TASK DIRECTIONS: Each entry must be reproduced precisely as it stands.
━━━━━ PROVIDED RECORDS ━━━━━
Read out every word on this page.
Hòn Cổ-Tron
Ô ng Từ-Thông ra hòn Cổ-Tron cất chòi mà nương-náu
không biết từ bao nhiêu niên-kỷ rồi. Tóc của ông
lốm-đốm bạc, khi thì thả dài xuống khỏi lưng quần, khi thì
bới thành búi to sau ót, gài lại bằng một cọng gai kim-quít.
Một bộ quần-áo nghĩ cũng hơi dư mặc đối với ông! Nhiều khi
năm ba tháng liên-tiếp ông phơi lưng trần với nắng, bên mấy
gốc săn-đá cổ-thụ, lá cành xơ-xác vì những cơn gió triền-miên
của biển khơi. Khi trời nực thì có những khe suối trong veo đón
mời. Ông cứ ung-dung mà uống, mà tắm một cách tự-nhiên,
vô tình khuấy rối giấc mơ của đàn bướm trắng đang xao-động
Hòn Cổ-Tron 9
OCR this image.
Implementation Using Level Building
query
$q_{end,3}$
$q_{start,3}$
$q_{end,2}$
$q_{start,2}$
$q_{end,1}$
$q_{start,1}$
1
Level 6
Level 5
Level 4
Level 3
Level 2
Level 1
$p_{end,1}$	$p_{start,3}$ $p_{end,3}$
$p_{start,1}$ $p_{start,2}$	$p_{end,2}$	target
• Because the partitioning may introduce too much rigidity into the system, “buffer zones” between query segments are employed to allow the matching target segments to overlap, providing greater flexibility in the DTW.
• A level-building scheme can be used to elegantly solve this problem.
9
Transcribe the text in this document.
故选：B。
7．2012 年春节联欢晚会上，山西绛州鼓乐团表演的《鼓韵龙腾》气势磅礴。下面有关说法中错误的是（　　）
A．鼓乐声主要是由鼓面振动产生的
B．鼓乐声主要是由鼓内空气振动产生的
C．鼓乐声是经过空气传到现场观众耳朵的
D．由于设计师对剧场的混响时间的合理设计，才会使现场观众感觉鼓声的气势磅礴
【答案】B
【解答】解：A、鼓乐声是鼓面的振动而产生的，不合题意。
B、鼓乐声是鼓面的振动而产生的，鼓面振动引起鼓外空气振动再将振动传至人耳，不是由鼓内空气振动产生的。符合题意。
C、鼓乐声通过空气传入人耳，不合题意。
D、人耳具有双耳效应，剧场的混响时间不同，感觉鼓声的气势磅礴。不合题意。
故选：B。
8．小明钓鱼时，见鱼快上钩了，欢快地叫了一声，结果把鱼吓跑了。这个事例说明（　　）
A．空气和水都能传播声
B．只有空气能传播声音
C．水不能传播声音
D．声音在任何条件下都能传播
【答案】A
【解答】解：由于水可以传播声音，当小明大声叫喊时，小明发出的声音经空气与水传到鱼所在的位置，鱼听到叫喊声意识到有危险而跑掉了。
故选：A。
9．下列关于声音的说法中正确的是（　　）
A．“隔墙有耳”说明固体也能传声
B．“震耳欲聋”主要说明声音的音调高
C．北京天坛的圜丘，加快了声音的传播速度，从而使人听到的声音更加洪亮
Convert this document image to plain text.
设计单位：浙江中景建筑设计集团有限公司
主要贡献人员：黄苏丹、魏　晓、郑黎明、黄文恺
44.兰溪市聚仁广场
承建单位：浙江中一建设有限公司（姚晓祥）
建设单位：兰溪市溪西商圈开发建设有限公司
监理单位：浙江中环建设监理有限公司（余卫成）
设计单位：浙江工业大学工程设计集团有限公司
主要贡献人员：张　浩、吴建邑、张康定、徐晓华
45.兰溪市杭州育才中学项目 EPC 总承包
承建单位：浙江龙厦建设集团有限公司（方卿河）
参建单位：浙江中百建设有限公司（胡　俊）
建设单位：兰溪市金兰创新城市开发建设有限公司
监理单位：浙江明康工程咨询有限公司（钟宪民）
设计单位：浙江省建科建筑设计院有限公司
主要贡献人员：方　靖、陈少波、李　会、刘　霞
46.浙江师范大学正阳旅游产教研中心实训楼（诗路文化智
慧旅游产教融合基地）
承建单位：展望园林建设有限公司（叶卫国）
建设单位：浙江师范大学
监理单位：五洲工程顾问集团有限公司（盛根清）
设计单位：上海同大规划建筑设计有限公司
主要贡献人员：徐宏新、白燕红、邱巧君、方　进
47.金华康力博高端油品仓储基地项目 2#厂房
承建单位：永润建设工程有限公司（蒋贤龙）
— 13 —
━━━━━
RESPONSE TO THE TASK:
Read out every word on this page.
Hòn Cổ-Tron
Ô ng Từ-Thông ra hòn Cổ-Tron cất chòi mà nương-náu
không biết từ bao nhiêu niên-kỷ rồi. Tóc của ông
lốm-đốm bạc, khi thì thả dài xuống khỏi lưng quần, khi thì
bới thành búi to sau ót, gài lại bằng một cọng gai kim-quít.
Một bộ quần-áo nghĩ cũng hơi dư mặc đối với ông! Nhiều khi
năm ba tháng liên-tiếp ông phơi lưng trần với nắng, bên mấy
gốc săn-đá cổ-thụ, lá cành xơ-xác vì những cơn gió triền-miên
của biển khơi. Khi trời nực thì có những khe suối trong veo đón
mời. Ông cứ ung-dung mà uống, mà tắm một cách tự-nhiên,
vô tình khuấy rối giấc mơ của đàn bướm trắng đang xao-động
Hòn Cổ-Tron 9
OCR this image.
Implementation Using Level Building
query
$q_{end,3}$
$q_{start,3}$
$q_{end,2}$
$q_{start,2}$
$q_{end,1}$
$q_{start,1}$
1
Level 6
Level 5
Level 4
Level 3
Level 2
Level 1
$p_{end,1}$	$p_{start,3}$ $p_{end,3}$
$p_{start,1}$ $p_{start,2}$	$p_{end,2}$	target
• Because the partitioning may introduce too much rigidity into the system, “buffer zones” between query segments are employed to allow the matching target segments to overlap, providing greater flexibility in the DTW.
• A level-building scheme can be used to elegantly solve this problem.
9
Transcribe the text in this document.
故选：B。
7．2012 年春节联欢晚会上，山西绛州鼓乐团表演的《鼓韵龙腾》气势磅礴。下面有关说法中错误的是（　　）
A．鼓乐声主要是由鼓面振动产生的
B．鼓乐声主要是由鼓内空气振动产生的
C．鼓乐声是经过空气传到现场观众耳朵的
D．由于设计师对剧场的混响时间的合理设计，才会使现场观众感觉鼓声的气势磅礴
【答案】B
【解答】解：A、鼓乐声是鼓面的振动而产生的，不合题意。
B、鼓乐声是鼓面的振动而产生的，鼓面振动引起鼓外空气振动再将振动传至人耳，不是由鼓内空气振动产生的。符合题意。
C、鼓乐声通过空气传入人耳，不合题意。
D、人耳具有双耳效应，剧场的混响时间不同，感觉鼓声的气势磅礴。不合题意。
故选：B。
8．小明钓鱼时，见鱼快上钩了，欢快地叫了一声，结果把鱼吓跑了。这个事例说明（　　）
A．空气和水都能传播声
B．只有空气能传播声音
C．水不能传播声音
D．声音在任何条件下都能传播
【答案】A
【解答】解：由于水可以传播声音，当小明大声叫喊时，小明发出的声音经空气与水传到鱼所在的位置，鱼听到叫喊声意识到有危险而跑掉了。
故选：A。
9．下列关于声音的说法中正确的是（　　）
A．“隔墙有耳”说明固体也能传声
B．“震耳欲聋”主要说明声音的音调高
C．北京天坛的圜丘，加快了声音的传播速度，从而使人听到的声音更加洪亮
Convert this document image to plain text.
设计单位：浙江中景建筑设计集团有限公司
主要贡献人员：黄苏丹、魏　晓、郑黎明、黄文恺
44.兰溪市聚仁广场
承建单位：浙江中一建设有限公司（姚晓祥）
建设单位：兰溪市溪西商圈开发建设有限公司
监理单位：浙江中环建设监理有限公司（余卫成）
设计单位：浙江工业大学工程设计集团有限公司
主要贡献人员：张　浩、吴建邑、张康定、徐晓华
45.兰溪市杭州育才中学项目 EPC 总承包
承建单位：浙江龙厦建设集团有限公司（方卿河）
参建单位：浙江中百建设有限公司（胡　俊）
建设单位：兰溪市金兰创新城市开发建设有限公司
监理单位：浙江明康工程咨询有限公司（钟宪民）
设计单位：浙江省建科建筑设计院有限公司
主要贡献人员：方　靖、陈少波、李　会、刘　霞
46.浙江师范大学正阳旅游产教研中心实训楼（诗路文化智
慧旅游产教融合基地）
承建单位：展望园林建设有限公司（叶卫国）
建设单位：浙江师范大学
监理单位：五洲工程顾问集团有限公司（盛根清）
设计单位：上海同大规划建筑设计有限公司
主要贡献人员：徐宏新、白燕红、邱巧君、方　进
47.金华康力博高端油品仓储基地项目 2#厂房
承建单位：永润建设工程有限公司（蒋贤龙）
— 13 —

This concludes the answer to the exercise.